Copy each line that contains the word "内置磁环型".

[Dataset records]
***

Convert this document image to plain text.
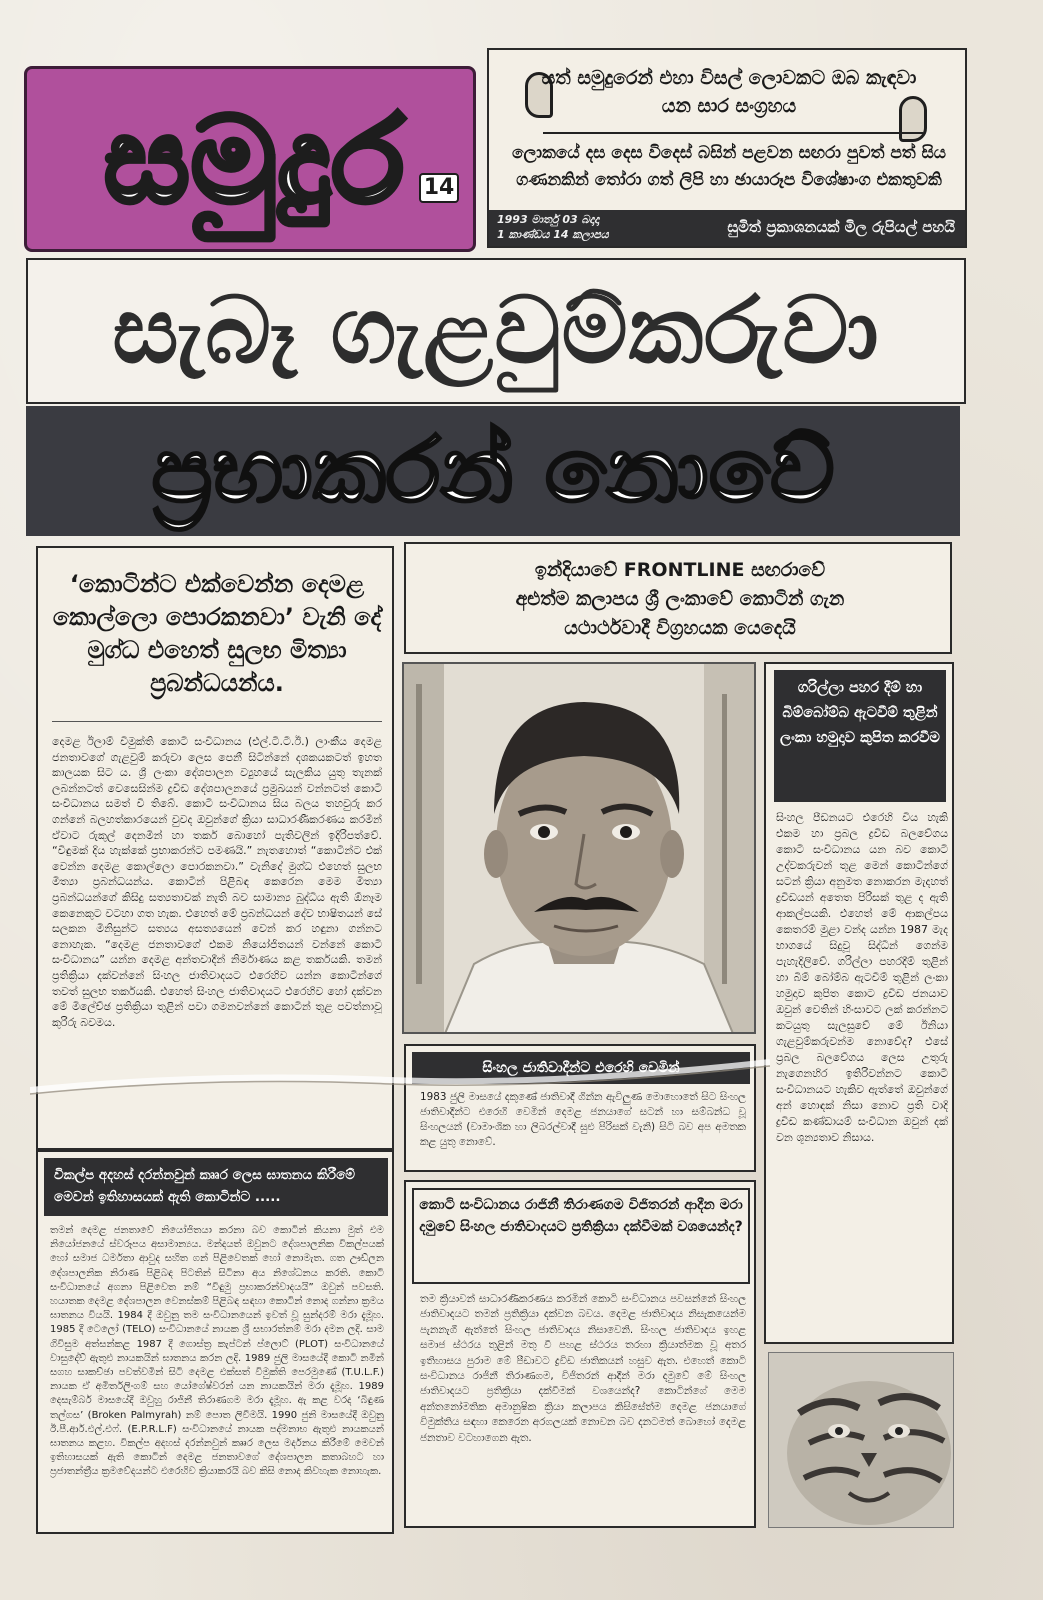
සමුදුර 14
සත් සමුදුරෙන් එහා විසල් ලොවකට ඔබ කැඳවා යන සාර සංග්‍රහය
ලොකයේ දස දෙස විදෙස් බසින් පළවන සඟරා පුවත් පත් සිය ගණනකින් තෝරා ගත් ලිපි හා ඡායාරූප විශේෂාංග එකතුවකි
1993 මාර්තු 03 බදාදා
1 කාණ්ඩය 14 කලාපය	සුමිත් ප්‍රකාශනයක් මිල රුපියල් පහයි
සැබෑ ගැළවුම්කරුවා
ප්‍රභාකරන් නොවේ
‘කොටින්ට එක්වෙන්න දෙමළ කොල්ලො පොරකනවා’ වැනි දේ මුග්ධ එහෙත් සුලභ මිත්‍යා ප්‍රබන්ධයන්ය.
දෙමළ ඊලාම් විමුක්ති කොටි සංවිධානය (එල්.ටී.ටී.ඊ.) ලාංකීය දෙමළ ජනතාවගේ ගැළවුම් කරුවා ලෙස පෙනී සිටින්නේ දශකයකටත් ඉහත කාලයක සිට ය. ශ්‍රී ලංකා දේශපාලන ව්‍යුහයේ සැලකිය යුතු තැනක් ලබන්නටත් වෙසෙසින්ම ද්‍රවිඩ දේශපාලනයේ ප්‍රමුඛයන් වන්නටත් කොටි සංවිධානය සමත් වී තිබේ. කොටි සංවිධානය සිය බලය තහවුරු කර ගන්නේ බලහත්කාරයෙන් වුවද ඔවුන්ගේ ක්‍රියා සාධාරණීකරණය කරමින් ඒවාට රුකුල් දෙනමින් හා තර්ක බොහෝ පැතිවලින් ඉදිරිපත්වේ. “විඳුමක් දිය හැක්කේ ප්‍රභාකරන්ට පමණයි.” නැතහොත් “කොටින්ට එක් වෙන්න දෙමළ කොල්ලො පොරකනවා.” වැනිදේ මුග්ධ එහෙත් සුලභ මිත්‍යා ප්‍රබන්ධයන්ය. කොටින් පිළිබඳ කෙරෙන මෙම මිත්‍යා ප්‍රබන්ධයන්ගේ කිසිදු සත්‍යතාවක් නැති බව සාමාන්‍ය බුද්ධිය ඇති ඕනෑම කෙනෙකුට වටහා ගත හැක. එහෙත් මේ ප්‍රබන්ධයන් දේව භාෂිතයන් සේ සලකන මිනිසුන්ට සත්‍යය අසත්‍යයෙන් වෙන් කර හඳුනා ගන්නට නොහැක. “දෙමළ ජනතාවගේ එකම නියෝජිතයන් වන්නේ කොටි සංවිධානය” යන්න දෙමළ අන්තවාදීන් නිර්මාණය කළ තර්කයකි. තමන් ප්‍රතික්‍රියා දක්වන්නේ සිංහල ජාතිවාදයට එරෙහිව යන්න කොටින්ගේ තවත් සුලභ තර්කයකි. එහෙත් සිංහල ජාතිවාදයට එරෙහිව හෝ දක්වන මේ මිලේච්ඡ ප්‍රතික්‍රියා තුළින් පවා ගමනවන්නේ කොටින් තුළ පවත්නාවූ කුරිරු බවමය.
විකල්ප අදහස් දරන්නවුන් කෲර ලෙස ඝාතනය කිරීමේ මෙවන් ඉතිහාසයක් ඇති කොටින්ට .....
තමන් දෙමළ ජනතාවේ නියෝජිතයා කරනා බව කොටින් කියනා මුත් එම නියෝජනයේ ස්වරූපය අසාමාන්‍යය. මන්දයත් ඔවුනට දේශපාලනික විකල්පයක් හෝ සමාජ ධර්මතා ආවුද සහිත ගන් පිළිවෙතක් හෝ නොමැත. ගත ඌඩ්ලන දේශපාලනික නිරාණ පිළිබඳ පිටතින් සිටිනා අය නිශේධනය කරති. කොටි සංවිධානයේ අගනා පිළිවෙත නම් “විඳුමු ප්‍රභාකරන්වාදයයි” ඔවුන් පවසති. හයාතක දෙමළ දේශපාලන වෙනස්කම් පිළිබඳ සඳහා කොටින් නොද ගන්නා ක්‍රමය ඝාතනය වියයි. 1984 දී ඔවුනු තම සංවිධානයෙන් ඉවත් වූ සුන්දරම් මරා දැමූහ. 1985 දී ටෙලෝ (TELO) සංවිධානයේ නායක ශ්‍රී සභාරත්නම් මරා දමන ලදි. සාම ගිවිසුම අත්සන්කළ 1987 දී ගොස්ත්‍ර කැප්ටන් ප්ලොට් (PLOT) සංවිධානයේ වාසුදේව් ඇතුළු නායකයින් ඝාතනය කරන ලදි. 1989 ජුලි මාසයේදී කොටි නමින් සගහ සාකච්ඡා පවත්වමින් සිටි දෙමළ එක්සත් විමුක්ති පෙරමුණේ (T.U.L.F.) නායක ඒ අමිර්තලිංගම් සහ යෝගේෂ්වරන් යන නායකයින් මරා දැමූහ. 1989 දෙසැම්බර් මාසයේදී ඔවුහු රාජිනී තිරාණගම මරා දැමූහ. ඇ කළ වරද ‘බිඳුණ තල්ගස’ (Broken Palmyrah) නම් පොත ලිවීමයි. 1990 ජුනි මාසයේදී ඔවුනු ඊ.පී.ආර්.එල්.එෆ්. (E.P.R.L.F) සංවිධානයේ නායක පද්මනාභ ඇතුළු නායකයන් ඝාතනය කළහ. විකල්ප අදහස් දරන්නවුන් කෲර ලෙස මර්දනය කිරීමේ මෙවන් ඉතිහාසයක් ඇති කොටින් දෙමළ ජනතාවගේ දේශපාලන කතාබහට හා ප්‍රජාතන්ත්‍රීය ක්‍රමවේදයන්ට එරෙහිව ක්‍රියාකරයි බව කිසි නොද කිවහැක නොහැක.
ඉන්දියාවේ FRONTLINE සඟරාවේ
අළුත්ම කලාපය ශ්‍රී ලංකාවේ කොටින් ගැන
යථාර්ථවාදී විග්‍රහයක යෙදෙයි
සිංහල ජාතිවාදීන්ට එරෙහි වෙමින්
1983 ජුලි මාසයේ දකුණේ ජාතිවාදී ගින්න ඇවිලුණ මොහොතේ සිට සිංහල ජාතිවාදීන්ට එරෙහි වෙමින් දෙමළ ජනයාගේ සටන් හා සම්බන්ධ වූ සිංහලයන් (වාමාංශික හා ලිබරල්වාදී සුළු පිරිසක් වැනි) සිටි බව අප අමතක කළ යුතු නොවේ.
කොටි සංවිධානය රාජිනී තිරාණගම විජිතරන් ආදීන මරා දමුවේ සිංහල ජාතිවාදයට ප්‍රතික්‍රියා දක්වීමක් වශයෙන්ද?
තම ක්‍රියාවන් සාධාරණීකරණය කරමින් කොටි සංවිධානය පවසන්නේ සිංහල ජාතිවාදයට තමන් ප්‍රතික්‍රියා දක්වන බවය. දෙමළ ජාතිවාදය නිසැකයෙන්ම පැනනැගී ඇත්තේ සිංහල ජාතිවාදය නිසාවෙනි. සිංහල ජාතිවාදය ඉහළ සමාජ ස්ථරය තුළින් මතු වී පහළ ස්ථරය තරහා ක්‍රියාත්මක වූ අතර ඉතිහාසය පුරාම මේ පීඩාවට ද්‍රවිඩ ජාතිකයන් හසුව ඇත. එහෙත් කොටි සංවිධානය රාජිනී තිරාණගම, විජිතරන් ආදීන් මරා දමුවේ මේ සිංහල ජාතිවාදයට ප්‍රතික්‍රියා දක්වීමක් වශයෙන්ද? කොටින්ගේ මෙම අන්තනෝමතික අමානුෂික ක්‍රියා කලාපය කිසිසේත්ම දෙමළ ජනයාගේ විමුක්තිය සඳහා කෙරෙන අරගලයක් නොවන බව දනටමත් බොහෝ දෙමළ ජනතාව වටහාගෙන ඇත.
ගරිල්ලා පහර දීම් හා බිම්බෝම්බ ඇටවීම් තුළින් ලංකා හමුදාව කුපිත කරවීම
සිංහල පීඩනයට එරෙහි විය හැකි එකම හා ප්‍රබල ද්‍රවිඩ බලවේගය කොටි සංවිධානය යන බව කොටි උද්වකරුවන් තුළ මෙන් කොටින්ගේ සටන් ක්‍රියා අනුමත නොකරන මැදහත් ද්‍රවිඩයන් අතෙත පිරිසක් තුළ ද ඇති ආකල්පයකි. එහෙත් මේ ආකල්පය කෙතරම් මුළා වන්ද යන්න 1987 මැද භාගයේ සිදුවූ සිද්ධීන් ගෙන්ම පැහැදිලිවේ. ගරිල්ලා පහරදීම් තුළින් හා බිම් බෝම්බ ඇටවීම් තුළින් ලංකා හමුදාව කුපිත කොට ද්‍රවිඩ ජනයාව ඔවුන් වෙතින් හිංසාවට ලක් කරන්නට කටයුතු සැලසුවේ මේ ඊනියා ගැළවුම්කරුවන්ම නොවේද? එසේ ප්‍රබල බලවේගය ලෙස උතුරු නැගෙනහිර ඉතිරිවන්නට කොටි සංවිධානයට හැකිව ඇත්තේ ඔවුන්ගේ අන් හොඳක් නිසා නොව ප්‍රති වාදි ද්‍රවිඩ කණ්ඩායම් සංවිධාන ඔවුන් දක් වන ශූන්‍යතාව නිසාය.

***

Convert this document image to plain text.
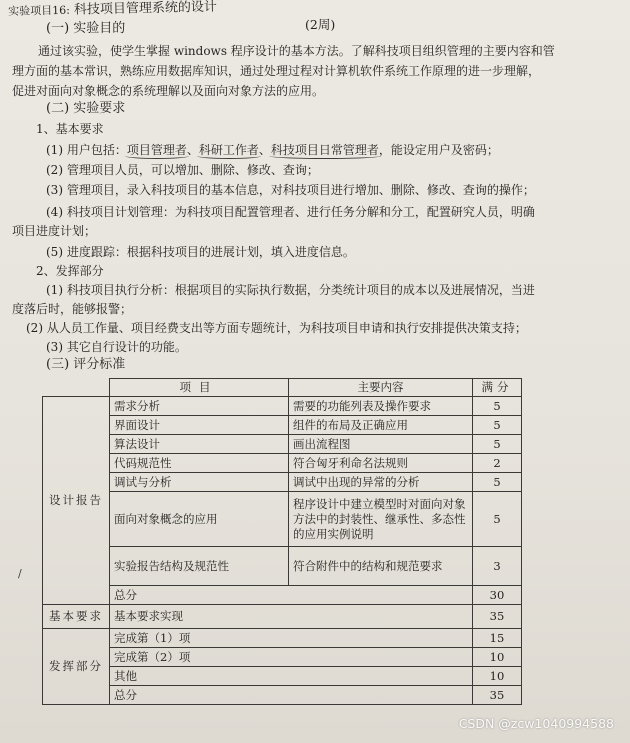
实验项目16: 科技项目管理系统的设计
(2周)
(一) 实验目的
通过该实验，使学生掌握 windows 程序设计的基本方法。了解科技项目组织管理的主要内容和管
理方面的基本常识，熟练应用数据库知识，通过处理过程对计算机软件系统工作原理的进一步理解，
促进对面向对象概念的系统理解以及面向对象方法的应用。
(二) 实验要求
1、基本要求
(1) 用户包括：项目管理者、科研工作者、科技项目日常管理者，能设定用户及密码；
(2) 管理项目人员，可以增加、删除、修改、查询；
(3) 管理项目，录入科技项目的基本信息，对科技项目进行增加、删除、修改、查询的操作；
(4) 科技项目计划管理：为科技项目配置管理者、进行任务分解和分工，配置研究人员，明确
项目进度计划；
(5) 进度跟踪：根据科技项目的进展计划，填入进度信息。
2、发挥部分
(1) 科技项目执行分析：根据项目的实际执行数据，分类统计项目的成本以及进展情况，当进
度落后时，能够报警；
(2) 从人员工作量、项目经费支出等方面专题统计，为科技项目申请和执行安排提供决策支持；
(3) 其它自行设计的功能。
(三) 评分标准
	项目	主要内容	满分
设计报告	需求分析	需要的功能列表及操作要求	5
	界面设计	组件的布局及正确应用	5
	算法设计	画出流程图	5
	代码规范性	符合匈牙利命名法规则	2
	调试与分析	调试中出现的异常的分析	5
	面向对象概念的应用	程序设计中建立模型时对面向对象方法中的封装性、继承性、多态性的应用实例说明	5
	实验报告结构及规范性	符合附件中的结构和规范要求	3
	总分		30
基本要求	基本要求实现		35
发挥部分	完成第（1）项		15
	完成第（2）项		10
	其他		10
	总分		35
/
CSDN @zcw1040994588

***

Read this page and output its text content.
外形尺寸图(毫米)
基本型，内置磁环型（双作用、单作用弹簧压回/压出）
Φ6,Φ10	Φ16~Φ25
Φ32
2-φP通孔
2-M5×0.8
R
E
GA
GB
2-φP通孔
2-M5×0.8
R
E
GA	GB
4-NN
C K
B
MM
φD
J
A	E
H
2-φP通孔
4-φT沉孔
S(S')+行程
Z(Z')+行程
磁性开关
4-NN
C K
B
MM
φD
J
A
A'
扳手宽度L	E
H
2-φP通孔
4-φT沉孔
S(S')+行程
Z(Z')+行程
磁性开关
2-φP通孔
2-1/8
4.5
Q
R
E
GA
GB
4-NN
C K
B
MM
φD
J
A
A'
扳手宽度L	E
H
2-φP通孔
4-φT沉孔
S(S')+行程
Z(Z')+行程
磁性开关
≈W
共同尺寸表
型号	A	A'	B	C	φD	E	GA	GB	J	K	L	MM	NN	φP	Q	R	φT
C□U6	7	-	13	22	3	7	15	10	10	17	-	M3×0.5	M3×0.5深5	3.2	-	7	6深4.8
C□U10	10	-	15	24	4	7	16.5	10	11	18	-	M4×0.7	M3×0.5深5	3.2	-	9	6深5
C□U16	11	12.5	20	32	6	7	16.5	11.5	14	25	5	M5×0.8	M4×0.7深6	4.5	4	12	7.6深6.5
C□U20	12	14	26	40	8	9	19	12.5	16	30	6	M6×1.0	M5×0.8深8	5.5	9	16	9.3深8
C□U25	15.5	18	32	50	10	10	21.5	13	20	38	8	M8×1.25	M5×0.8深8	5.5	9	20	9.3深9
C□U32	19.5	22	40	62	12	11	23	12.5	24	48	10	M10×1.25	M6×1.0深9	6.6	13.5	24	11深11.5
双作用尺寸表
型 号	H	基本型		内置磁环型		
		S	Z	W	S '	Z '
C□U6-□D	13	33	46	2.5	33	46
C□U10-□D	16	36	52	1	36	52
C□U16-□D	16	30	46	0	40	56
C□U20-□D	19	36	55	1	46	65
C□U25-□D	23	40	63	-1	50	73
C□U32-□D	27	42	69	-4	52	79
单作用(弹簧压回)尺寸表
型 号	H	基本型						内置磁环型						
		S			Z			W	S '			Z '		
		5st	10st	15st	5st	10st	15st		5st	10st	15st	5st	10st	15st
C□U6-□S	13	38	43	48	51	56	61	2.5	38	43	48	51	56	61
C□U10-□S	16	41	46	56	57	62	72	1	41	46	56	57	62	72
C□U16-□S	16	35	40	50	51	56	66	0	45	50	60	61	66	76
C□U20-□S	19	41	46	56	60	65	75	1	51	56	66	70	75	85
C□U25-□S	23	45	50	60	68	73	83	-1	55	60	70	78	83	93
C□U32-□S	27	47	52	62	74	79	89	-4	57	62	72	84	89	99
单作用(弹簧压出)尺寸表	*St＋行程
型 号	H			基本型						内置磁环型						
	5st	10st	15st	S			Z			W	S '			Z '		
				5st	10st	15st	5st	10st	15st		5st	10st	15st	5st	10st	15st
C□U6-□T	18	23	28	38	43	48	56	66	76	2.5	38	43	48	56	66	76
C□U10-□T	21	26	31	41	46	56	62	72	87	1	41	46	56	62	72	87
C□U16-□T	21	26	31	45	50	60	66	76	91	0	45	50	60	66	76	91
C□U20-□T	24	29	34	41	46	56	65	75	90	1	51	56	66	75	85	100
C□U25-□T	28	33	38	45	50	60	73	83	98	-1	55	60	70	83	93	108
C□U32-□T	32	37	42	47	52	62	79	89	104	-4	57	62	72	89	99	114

***

(Correct result)
基本型，内置磁环型（双作用、单作用弹簧压回/压出）
型 号	H	基本型		内置磁环型		
型 号	H	基本型						内置磁环型						
型 号	H			基本型						内置磁环型						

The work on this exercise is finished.